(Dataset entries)
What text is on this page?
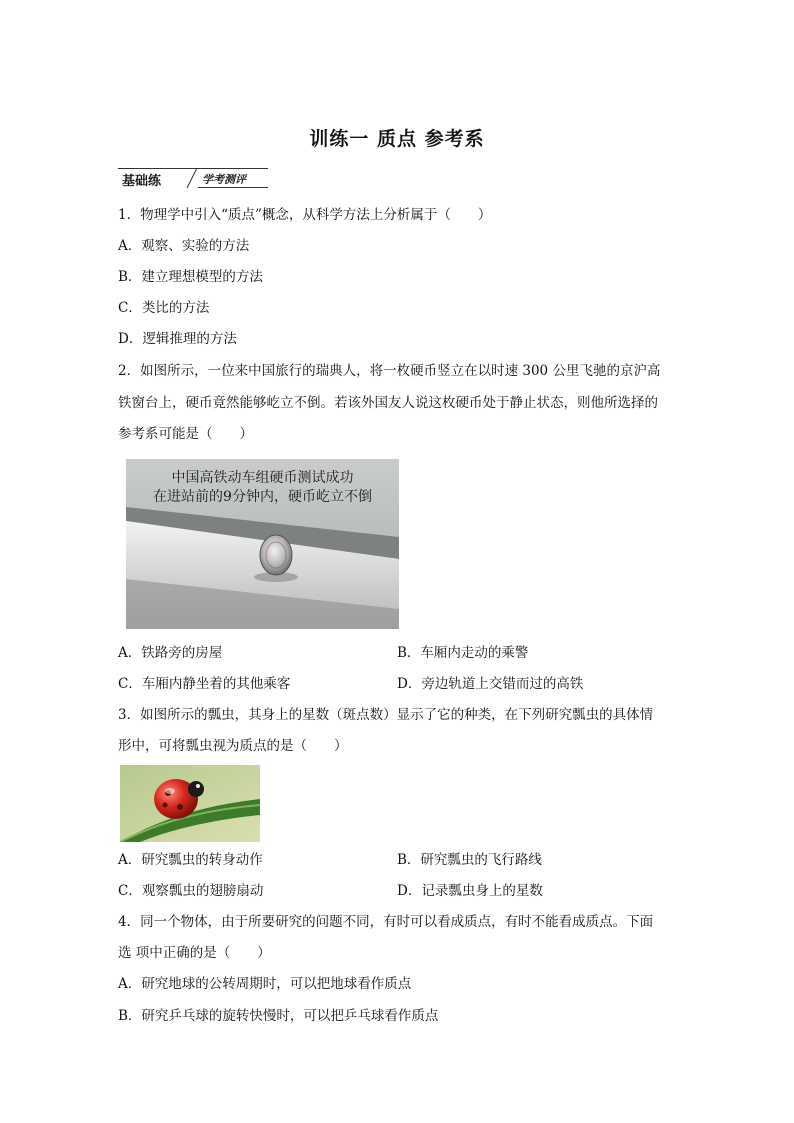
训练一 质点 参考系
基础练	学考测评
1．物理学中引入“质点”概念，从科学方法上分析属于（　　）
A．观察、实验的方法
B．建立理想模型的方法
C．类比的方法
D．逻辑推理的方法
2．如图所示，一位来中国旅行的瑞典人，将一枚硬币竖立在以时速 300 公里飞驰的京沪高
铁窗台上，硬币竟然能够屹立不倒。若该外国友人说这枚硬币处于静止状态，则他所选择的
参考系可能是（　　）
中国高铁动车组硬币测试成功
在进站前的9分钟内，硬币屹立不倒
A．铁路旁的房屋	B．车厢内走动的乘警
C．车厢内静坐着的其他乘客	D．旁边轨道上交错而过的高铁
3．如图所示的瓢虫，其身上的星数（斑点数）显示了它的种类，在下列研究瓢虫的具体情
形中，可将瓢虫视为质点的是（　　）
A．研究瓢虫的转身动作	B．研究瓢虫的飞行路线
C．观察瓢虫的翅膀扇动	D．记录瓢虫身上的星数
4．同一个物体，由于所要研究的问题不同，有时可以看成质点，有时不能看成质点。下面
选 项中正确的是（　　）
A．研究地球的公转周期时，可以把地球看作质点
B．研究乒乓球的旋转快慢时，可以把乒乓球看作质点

[Exercise details] Copy out the records above in full, exactly as written, but not the pictures.

[Answer]
What text is on this page?
训练一 质点 参考系
基础练	学考测评
1．物理学中引入“质点”概念，从科学方法上分析属于（　　）
A．观察、实验的方法
B．建立理想模型的方法
C．类比的方法
D．逻辑推理的方法
2．如图所示，一位来中国旅行的瑞典人，将一枚硬币竖立在以时速 300 公里飞驰的京沪高
铁窗台上，硬币竟然能够屹立不倒。若该外国友人说这枚硬币处于静止状态，则他所选择的
参考系可能是（　　）
中国高铁动车组硬币测试成功
在进站前的9分钟内，硬币屹立不倒
A．铁路旁的房屋	B．车厢内走动的乘警
C．车厢内静坐着的其他乘客	D．旁边轨道上交错而过的高铁
3．如图所示的瓢虫，其身上的星数（斑点数）显示了它的种类，在下列研究瓢虫的具体情
形中，可将瓢虫视为质点的是（　　）
A．研究瓢虫的转身动作	B．研究瓢虫的飞行路线
C．观察瓢虫的翅膀扇动	D．记录瓢虫身上的星数
4．同一个物体，由于所要研究的问题不同，有时可以看成质点，有时不能看成质点。下面
选 项中正确的是（　　）
A．研究地球的公转周期时，可以把地球看作质点
B．研究乒乓球的旋转快慢时，可以把乒乓球看作质点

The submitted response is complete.